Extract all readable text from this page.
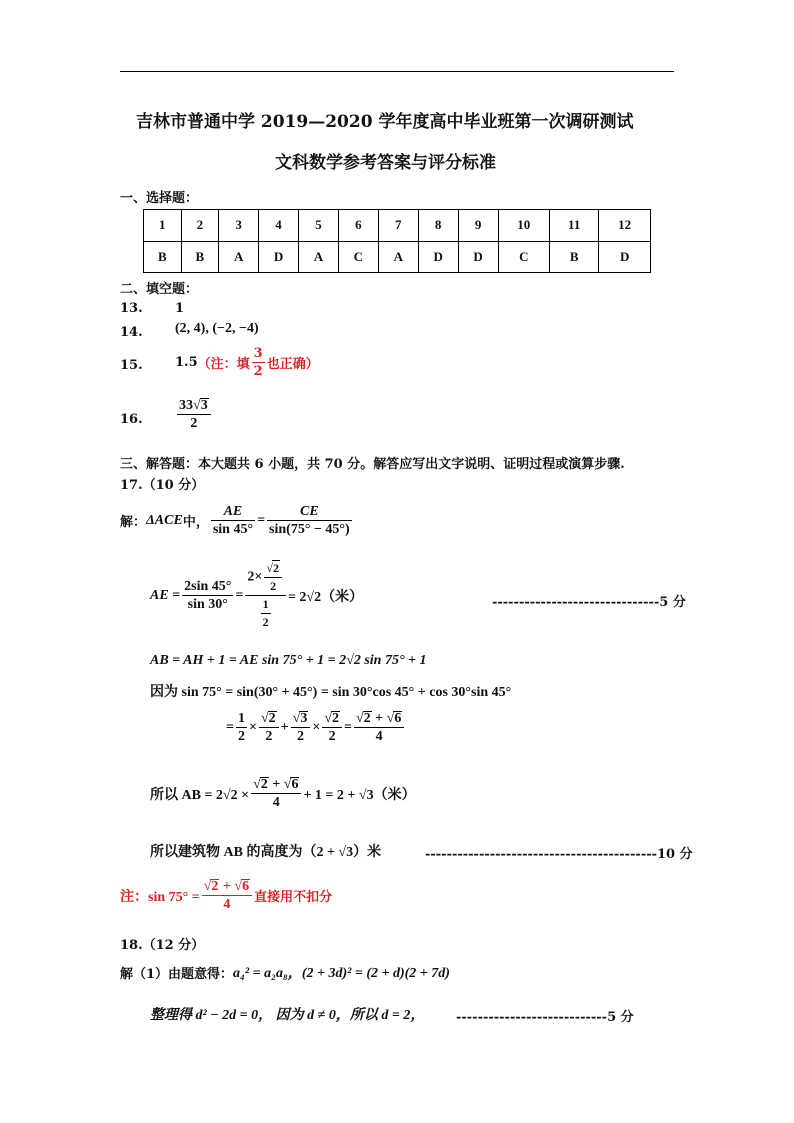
吉林市普通中学 2019—2020 学年度高中毕业班第一次调研测试
文科数学参考答案与评分标准
一、选择题：
1	2	3	4	5	6	7	8	9	10	11	12
B	B	A	D	A	C	A	D	D	C	B	D
二、填空题：
13. 1
14. (2, 4), (−2, −4)
15. 1.5 （注：填 $\frac{3}{2}$ 也正确）
16. $\frac{33√3}{2}$
三、解答题：本大题共 6 小题，共 70 分。解答应写出文字说明、证明过程或演算步骤.
17.（10 分）
解： ΔACE 中， $\frac{AE}{\sin 45^\circ} = \frac{CE}{\sin(75^\circ - 45^\circ)}$
AE = $\frac{2\sin 45^\circ}{\sin 30^\circ} = \frac{2\times \frac{√2}{2}}{\frac{1}{2}} = 2√2$（米）	-------------------------------5 分
AB = AH + 1 = AE sin 75° + 1 = 2√2 sin 75° + 1
因为 sin 75° = sin(30° + 45°) = sin 30°cos 45° + cos 30°sin 45°
= $\frac{1}{2} \times \frac{√2}{2} + \frac{√3}{2} \times \frac{√2}{2} = \frac{√2 + √6}{4}$
所以 AB = $2√2 \times \frac{√2 + √6}{4} + 1 = 2 + √3$（米）
所以建筑物 AB 的高度为（2 + √3）米	-------------------------------------------10 分
注：$\sin 75^\circ = \frac{√2 + √6}{4}$ 直接用不扣分
18.（12 分）
解（1）由题意得： a₄² = a₂a₈，(2 + 3d)² = (2 + d)(2 + 7d)
整理得 d² − 2d = 0， 因为 d ≠ 0，所以 d = 2， ----------------------------5 分
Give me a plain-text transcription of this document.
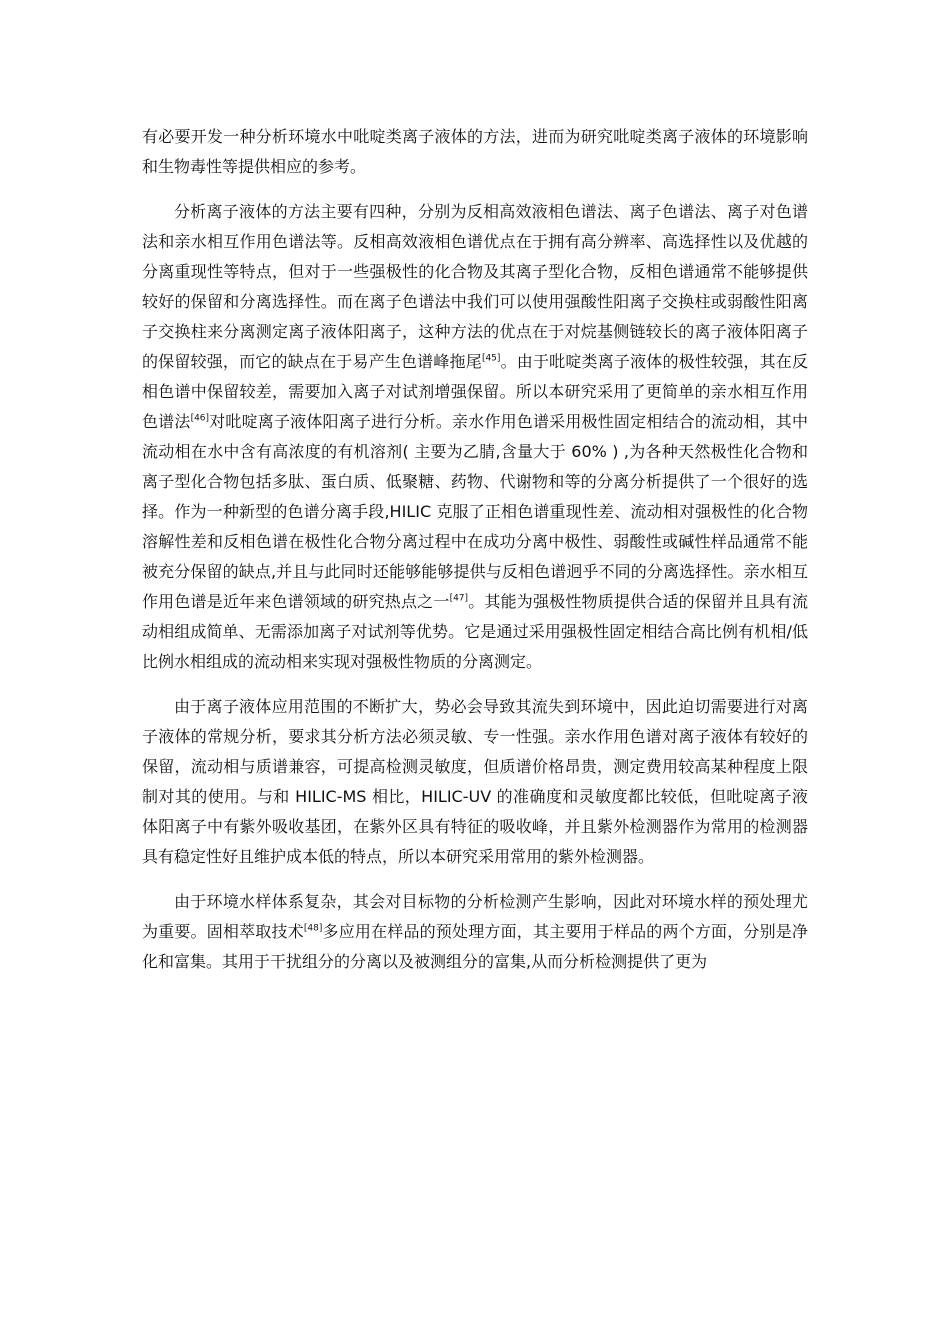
有必要开发一种分析环境水中吡啶类离子液体的方法，进而为研究吡啶类离子液体的环境影响和生物毒性等提供相应的参考。

分析离子液体的方法主要有四种，分别为反相高效液相色谱法、离子色谱法、离子对色谱法和亲水相互作用色谱法等。反相高效液相色谱优点在于拥有高分辨率、高选择性以及优越的分离重现性等特点，但对于一些强极性的化合物及其离子型化合物，反相色谱通常不能够提供较好的保留和分离选择性。而在离子色谱法中我们可以使用强酸性阳离子交换柱或弱酸性阳离子交换柱来分离测定离子液体阳离子，这种方法的优点在于对烷基侧链较长的离子液体阳离子的保留较强，而它的缺点在于易产生色谱峰拖尾[45]。由于吡啶类离子液体的极性较强，其在反相色谱中保留较差，需要加入离子对试剂增强保留。所以本研究采用了更简单的亲水相互作用色谱法[46]对吡啶离子液体阳离子进行分析。亲水作用色谱采用极性固定相结合的流动相，其中流动相在水中含有高浓度的有机溶剂( 主要为乙腈,含量大于 60% ) ,为各种天然极性化合物和离子型化合物包括多肽、蛋白质、低聚糖、药物、代谢物和等的分离分析提供了一个很好的选择。作为一种新型的色谱分离手段,HILIC 克服了正相色谱重现性差、流动相对强极性的化合物溶解性差和反相色谱在极性化合物分离过程中在成功分离中极性、弱酸性或碱性样品通常不能被充分保留的缺点,并且与此同时还能够能够提供与反相色谱迥乎不同的分离选择性。亲水相互作用色谱是近年来色谱领域的研究热点之一[47]。其能为强极性物质提供合适的保留并且具有流动相组成简单、无需添加离子对试剂等优势。它是通过采用强极性固定相结合高比例有机相/低比例水相组成的流动相来实现对强极性物质的分离测定。

由于离子液体应用范围的不断扩大，势必会导致其流失到环境中，因此迫切需要进行对离子液体的常规分析，要求其分析方法必须灵敏、专一性强。亲水作用色谱对离子液体有较好的保留，流动相与质谱兼容，可提高检测灵敏度，但质谱价格昂贵，测定费用较高某种程度上限制对其的使用。与和 HILIC-MS 相比，HILIC-UV 的准确度和灵敏度都比较低，但吡啶离子液体阳离子中有紫外吸收基团，在紫外区具有特征的吸收峰，并且紫外检测器作为常用的检测器具有稳定性好且维护成本低的特点，所以本研究采用常用的紫外检测器。

由于环境水样体系复杂，其会对目标物的分析检测产生影响，因此对环境水样的预处理尤为重要。固相萃取技术[48]多应用在样品的预处理方面，其主要用于样品的两个方面，分别是净化和富集。其用于干扰组分的分离以及被测组分的富集,从而分析检测提供了更为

Directions for this task: Pictures in the records above are not copied; print everything else exactly.

Solution:
Extract all readable text from this page.
吉林市普通中学 2019—2020 学年度高中毕业班第一次调研测试
文科数学参考答案与评分标准
一、选择题：
1	2	3	4	5	6	7	8	9	10	11	12
B	B	A	D	A	C	A	D	D	C	B	D
二、填空题：
13. 1
14. (2, 4), (−2, −4)
15. 1.5 （注：填 $\frac{3}{2}$ 也正确）
16. $\frac{33√3}{2}$
三、解答题：本大题共 6 小题，共 70 分。解答应写出文字说明、证明过程或演算步骤.
17.（10 分）
解： ΔACE 中， $\frac{AE}{\sin 45^\circ} = \frac{CE}{\sin(75^\circ - 45^\circ)}$
AE = $\frac{2\sin 45^\circ}{\sin 30^\circ} = \frac{2\times \frac{√2}{2}}{\frac{1}{2}} = 2√2$（米）	-------------------------------5 分
AB = AH + 1 = AE sin 75° + 1 = 2√2 sin 75° + 1
因为 sin 75° = sin(30° + 45°) = sin 30°cos 45° + cos 30°sin 45°
= $\frac{1}{2} \times \frac{√2}{2} + \frac{√3}{2} \times \frac{√2}{2} = \frac{√2 + √6}{4}$
所以 AB = $2√2 \times \frac{√2 + √6}{4} + 1 = 2 + √3$（米）
所以建筑物 AB 的高度为（2 + √3）米	-------------------------------------------10 分
注：$\sin 75^\circ = \frac{√2 + √6}{4}$ 直接用不扣分
18.（12 分）
解（1）由题意得： a₄² = a₂a₈，(2 + 3d)² = (2 + d)(2 + 7d)
整理得 d² − 2d = 0， 因为 d ≠ 0，所以 d = 2， ----------------------------5 分
Give me a plain-text transcription of this document.
有必要开发一种分析环境水中吡啶类离子液体的方法，进而为研究吡啶类离子液体的环境影响和生物毒性等提供相应的参考。

分析离子液体的方法主要有四种，分别为反相高效液相色谱法、离子色谱法、离子对色谱法和亲水相互作用色谱法等。反相高效液相色谱优点在于拥有高分辨率、高选择性以及优越的分离重现性等特点，但对于一些强极性的化合物及其离子型化合物，反相色谱通常不能够提供较好的保留和分离选择性。而在离子色谱法中我们可以使用强酸性阳离子交换柱或弱酸性阳离子交换柱来分离测定离子液体阳离子，这种方法的优点在于对烷基侧链较长的离子液体阳离子的保留较强，而它的缺点在于易产生色谱峰拖尾[45]。由于吡啶类离子液体的极性较强，其在反相色谱中保留较差，需要加入离子对试剂增强保留。所以本研究采用了更简单的亲水相互作用色谱法[46]对吡啶离子液体阳离子进行分析。亲水作用色谱采用极性固定相结合的流动相，其中流动相在水中含有高浓度的有机溶剂( 主要为乙腈,含量大于 60% ) ,为各种天然极性化合物和离子型化合物包括多肽、蛋白质、低聚糖、药物、代谢物和等的分离分析提供了一个很好的选择。作为一种新型的色谱分离手段,HILIC 克服了正相色谱重现性差、流动相对强极性的化合物溶解性差和反相色谱在极性化合物分离过程中在成功分离中极性、弱酸性或碱性样品通常不能被充分保留的缺点,并且与此同时还能够能够提供与反相色谱迥乎不同的分离选择性。亲水相互作用色谱是近年来色谱领域的研究热点之一[47]。其能为强极性物质提供合适的保留并且具有流动相组成简单、无需添加离子对试剂等优势。它是通过采用强极性固定相结合高比例有机相/低比例水相组成的流动相来实现对强极性物质的分离测定。

由于离子液体应用范围的不断扩大，势必会导致其流失到环境中，因此迫切需要进行对离子液体的常规分析，要求其分析方法必须灵敏、专一性强。亲水作用色谱对离子液体有较好的保留，流动相与质谱兼容，可提高检测灵敏度，但质谱价格昂贵，测定费用较高某种程度上限制对其的使用。与和 HILIC-MS 相比，HILIC-UV 的准确度和灵敏度都比较低，但吡啶离子液体阳离子中有紫外吸收基团，在紫外区具有特征的吸收峰，并且紫外检测器作为常用的检测器具有稳定性好且维护成本低的特点，所以本研究采用常用的紫外检测器。

由于环境水样体系复杂，其会对目标物的分析检测产生影响，因此对环境水样的预处理尤为重要。固相萃取技术[48]多应用在样品的预处理方面，其主要用于样品的两个方面，分别是净化和富集。其用于干扰组分的分离以及被测组分的富集,从而分析检测提供了更为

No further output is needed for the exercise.